» **PROVIDED TEXT**:
┏━━
This is a brief overview of indigenous garb in Mexico, the cultural, social, and religious symbolism it entails, and its utilitarian value. Albeit brief, this history delves into the roots and essence of clothing in Mexican culture, as well as its transformation and characteristics from pre-Hispanic times to the present.

TEXTILES
From the remote past and at different latitudes in the world, woven filaments have been made that we refer to as textiles. Perhaps its origins date back to the time when nomads twisted plant fibers they found in their surroundings: reeds, vines, sticks, flexible twigs, cane, bulrushes, and so forth, to tie up their few belongings in a bundle and to thus facilitate transport.
Baskets, hunting traps and fishing baskets, hammocks, mats, cloth and capes woven from soft or semi-hard fibers malleable enough to be spun and woven are considered textiles. In the beginning, these fibers were worked with one’s fingers and with a loose warp.
┗━━
Raw records:
┏━━
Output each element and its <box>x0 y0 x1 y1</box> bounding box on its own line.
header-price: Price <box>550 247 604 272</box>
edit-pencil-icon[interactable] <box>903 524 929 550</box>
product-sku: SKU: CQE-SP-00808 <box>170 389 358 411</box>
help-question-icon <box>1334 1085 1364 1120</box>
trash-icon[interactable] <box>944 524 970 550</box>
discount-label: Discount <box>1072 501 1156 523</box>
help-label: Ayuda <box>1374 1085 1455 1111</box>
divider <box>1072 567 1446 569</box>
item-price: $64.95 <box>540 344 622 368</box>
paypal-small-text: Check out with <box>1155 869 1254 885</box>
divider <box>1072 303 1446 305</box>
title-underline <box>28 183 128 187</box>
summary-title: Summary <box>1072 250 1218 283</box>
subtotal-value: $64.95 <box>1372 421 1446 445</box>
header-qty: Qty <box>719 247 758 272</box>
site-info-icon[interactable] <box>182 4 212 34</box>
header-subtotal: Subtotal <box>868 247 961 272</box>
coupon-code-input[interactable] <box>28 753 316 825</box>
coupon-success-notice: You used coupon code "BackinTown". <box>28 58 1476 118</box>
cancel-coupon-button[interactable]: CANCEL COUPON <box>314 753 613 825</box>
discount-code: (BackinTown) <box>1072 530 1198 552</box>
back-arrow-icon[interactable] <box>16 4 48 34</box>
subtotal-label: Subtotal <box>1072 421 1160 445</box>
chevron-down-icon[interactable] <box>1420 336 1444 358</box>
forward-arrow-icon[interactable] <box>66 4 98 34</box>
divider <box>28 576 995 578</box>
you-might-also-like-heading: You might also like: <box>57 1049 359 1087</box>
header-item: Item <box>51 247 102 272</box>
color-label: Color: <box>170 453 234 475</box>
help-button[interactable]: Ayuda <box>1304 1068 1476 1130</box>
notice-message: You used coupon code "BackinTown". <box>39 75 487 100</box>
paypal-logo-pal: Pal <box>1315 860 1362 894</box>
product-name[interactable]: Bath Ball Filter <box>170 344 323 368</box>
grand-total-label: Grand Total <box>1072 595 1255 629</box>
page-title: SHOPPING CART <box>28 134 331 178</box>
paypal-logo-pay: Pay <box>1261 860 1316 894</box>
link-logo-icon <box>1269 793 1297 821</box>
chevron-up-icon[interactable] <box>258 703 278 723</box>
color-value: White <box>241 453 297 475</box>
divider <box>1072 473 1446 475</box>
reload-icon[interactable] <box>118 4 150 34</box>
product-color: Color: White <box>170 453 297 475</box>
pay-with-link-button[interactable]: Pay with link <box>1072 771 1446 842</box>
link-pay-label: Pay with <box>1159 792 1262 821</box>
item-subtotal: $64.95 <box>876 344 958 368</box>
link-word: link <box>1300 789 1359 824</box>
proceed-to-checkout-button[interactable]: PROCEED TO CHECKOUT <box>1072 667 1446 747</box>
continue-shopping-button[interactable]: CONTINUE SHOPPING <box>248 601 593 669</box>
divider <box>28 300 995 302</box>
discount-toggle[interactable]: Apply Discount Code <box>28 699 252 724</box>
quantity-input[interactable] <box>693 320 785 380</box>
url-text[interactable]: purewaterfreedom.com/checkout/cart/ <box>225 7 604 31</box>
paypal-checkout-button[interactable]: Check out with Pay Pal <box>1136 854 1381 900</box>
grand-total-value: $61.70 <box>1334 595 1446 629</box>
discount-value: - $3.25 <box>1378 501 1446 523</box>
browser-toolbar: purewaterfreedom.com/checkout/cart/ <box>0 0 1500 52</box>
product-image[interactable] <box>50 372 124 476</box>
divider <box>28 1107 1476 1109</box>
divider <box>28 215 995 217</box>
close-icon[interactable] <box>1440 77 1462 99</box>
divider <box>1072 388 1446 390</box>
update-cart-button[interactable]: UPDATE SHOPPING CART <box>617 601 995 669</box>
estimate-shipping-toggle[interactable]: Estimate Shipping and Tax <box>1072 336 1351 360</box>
┗━━
» **DESCRIPTION OF THE TASK**:
Shorten the paragraph that begins "Baskets, hunting traps" in the overview of Mexican indigenous clothing, keeping its main facts. This data has nothing to do with the text.

» **COMPLETE RESPONSE**:
Textiles include baskets, hunting traps, fishing baskets, hammocks, mats, cloth and capes woven from soft or semi-hard fibers pliable enough to spin and weave. At first, these fibers were worked by hand with a loose warp.